◆ Goal of the exercise: Extract every line where the string "locked" appears.

◆ Data section:
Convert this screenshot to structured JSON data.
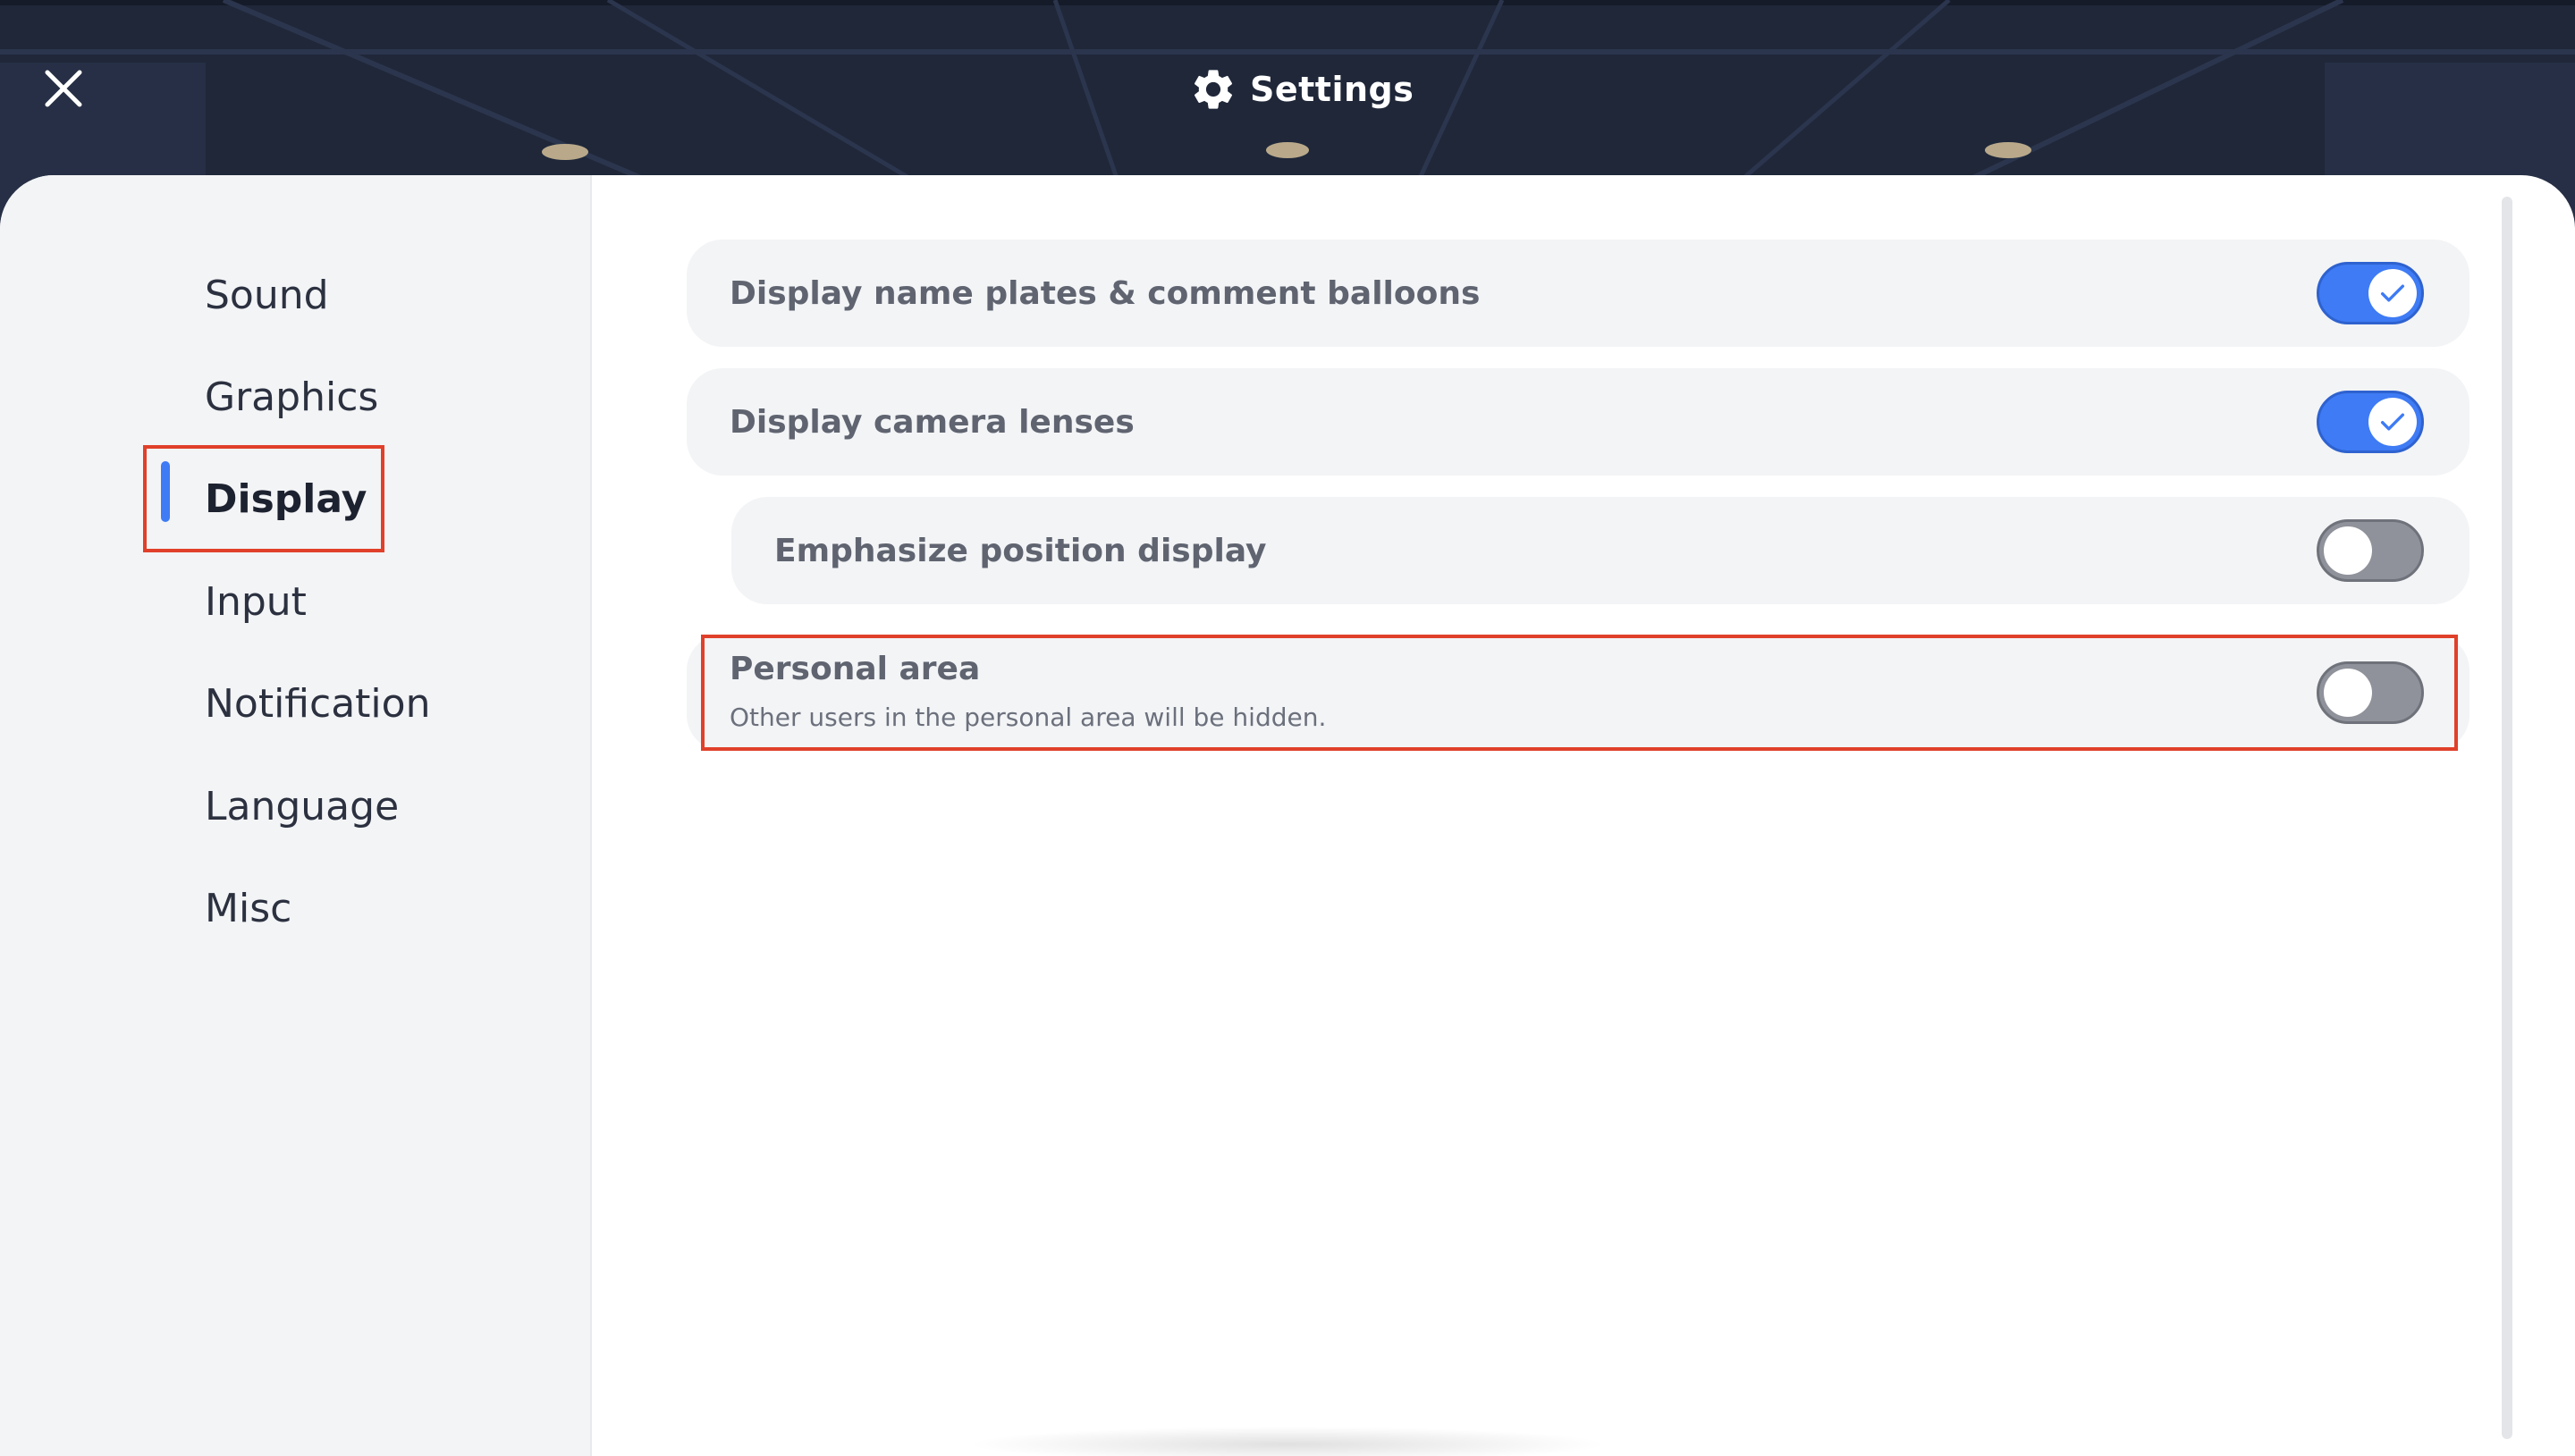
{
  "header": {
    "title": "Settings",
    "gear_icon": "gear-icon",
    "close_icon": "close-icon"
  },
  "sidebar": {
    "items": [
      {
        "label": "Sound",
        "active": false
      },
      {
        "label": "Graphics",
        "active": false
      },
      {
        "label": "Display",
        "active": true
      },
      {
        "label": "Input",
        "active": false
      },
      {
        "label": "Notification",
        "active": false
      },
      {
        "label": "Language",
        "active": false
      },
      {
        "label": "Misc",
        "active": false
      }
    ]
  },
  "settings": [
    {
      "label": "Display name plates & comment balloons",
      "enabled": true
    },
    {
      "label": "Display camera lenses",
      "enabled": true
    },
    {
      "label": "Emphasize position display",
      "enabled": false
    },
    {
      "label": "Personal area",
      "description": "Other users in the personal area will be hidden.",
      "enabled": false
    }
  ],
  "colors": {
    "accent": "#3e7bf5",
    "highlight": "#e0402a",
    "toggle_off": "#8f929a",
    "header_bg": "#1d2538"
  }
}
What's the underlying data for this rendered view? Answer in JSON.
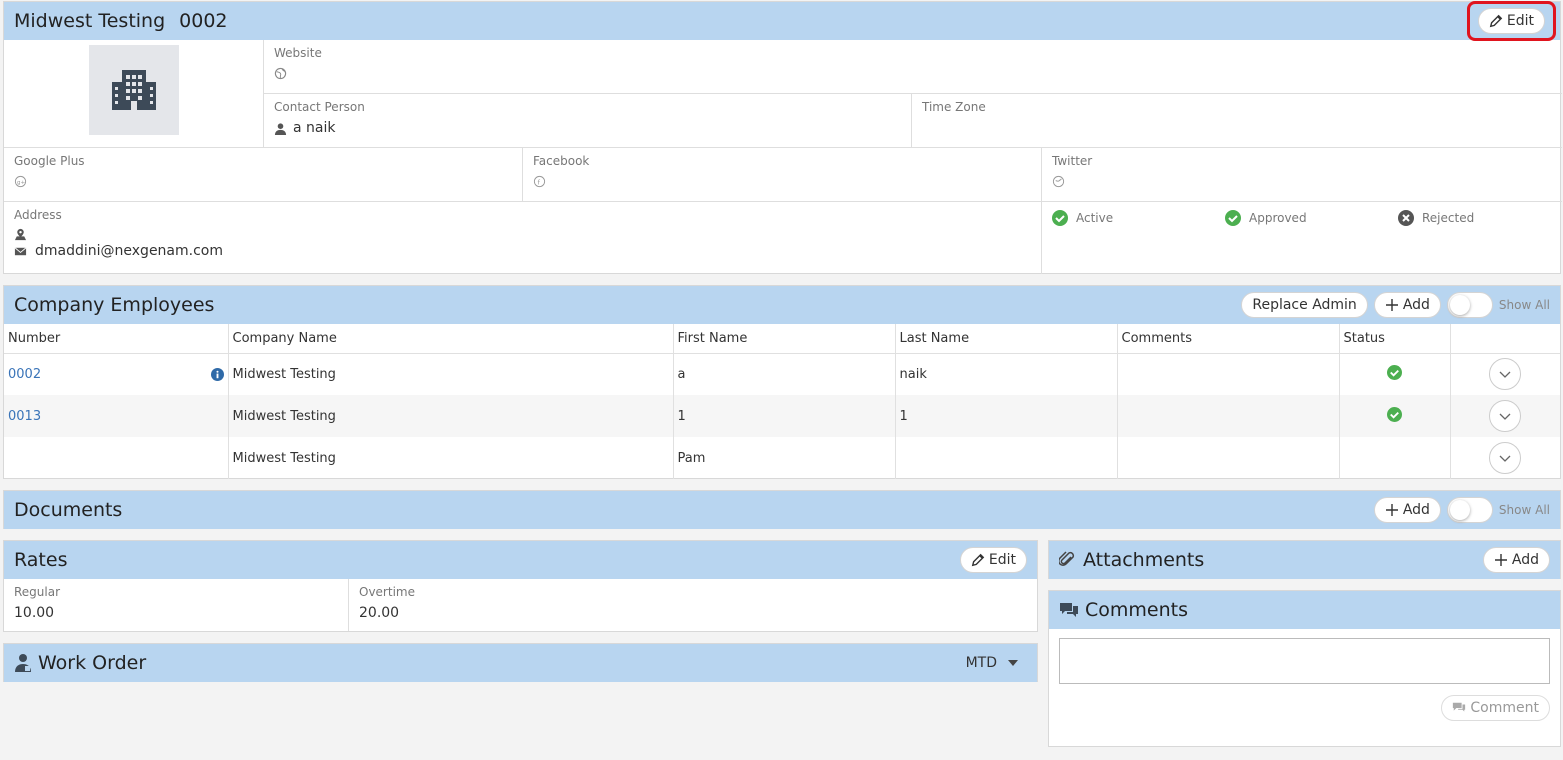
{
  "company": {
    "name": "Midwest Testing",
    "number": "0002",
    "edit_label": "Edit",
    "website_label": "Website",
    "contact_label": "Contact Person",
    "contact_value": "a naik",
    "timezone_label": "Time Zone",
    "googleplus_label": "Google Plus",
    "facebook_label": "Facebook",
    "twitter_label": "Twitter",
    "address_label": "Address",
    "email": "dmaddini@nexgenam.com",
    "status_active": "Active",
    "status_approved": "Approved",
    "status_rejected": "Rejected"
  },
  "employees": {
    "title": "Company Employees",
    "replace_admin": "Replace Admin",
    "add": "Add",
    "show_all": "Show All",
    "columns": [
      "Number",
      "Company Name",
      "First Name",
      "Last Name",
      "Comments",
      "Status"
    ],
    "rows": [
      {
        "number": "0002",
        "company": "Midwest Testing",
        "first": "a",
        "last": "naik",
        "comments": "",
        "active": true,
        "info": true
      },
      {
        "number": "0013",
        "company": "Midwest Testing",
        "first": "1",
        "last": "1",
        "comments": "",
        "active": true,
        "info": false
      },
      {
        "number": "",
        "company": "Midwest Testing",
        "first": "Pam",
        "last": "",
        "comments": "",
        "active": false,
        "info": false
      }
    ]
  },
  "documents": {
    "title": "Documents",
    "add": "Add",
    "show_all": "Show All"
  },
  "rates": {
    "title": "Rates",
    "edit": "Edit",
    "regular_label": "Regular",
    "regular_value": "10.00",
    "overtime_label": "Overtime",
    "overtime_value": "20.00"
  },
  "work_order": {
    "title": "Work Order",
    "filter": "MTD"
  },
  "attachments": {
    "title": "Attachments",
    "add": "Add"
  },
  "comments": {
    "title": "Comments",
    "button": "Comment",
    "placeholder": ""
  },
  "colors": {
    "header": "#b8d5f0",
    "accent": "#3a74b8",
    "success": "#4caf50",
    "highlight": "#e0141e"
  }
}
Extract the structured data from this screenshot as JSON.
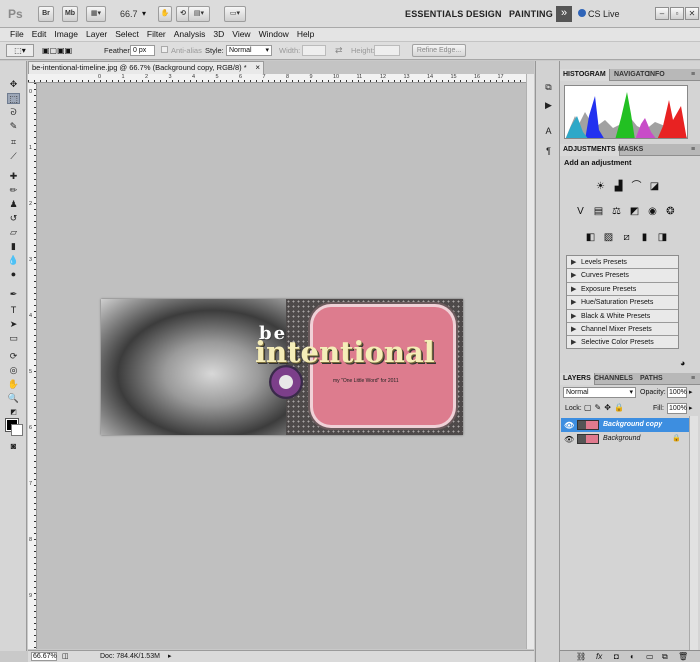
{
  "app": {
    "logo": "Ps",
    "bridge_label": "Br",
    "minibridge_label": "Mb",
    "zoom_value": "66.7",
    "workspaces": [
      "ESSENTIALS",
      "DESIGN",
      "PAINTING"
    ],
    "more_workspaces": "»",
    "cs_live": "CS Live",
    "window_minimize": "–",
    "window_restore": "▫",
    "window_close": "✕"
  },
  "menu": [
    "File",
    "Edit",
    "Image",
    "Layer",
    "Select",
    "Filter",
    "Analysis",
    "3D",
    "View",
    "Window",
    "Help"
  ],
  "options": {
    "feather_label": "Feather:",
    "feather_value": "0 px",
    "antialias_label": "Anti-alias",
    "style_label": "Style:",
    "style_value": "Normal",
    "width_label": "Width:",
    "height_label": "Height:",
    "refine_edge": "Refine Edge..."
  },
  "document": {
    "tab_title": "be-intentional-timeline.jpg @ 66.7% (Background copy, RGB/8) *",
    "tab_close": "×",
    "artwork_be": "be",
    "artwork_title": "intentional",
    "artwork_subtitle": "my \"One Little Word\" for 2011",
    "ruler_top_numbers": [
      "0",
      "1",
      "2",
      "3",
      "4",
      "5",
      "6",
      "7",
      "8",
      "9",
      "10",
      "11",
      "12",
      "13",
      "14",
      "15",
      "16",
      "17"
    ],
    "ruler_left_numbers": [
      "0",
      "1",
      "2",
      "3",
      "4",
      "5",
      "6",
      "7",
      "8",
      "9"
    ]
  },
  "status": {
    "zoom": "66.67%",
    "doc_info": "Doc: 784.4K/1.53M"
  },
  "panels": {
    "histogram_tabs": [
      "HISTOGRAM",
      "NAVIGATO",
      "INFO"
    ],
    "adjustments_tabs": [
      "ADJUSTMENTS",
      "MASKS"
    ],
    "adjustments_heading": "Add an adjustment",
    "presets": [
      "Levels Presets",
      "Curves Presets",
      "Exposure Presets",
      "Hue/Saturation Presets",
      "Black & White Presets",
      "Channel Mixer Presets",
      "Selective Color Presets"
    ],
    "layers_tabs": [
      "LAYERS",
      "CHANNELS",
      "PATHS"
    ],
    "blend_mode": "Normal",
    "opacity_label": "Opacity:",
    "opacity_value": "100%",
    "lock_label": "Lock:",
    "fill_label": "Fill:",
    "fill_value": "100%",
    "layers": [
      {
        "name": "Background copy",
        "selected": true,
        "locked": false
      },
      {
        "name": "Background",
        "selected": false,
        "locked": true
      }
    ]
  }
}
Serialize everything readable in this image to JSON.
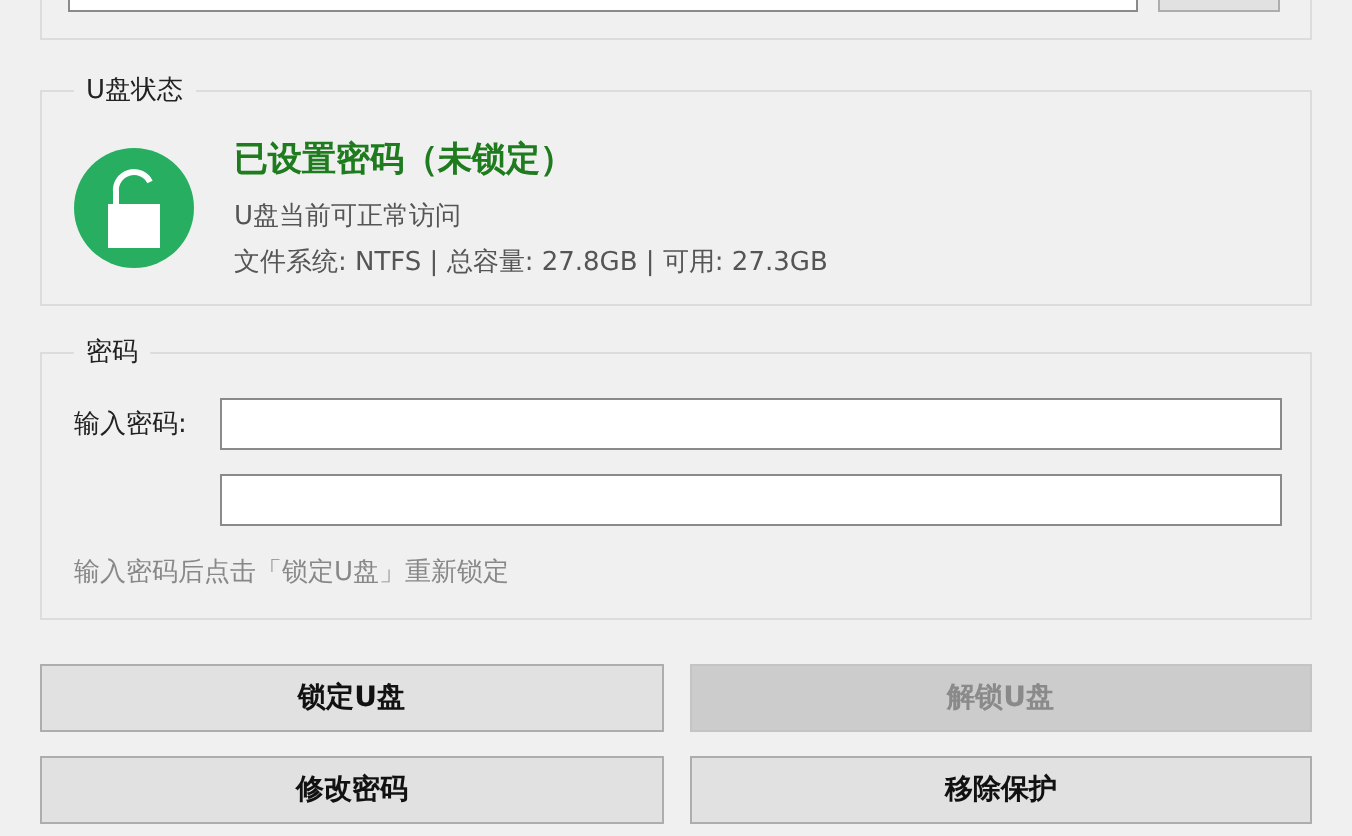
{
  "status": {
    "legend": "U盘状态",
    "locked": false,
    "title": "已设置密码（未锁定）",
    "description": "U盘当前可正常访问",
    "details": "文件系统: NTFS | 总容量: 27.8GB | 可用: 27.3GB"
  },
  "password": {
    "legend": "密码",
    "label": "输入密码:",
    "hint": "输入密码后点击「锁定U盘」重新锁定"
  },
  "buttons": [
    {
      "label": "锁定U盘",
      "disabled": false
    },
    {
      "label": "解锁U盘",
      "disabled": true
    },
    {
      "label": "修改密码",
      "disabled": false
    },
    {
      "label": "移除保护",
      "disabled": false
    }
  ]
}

◆ Solution for this problem:
        "locked": false
        "locked": true
    "locked": false,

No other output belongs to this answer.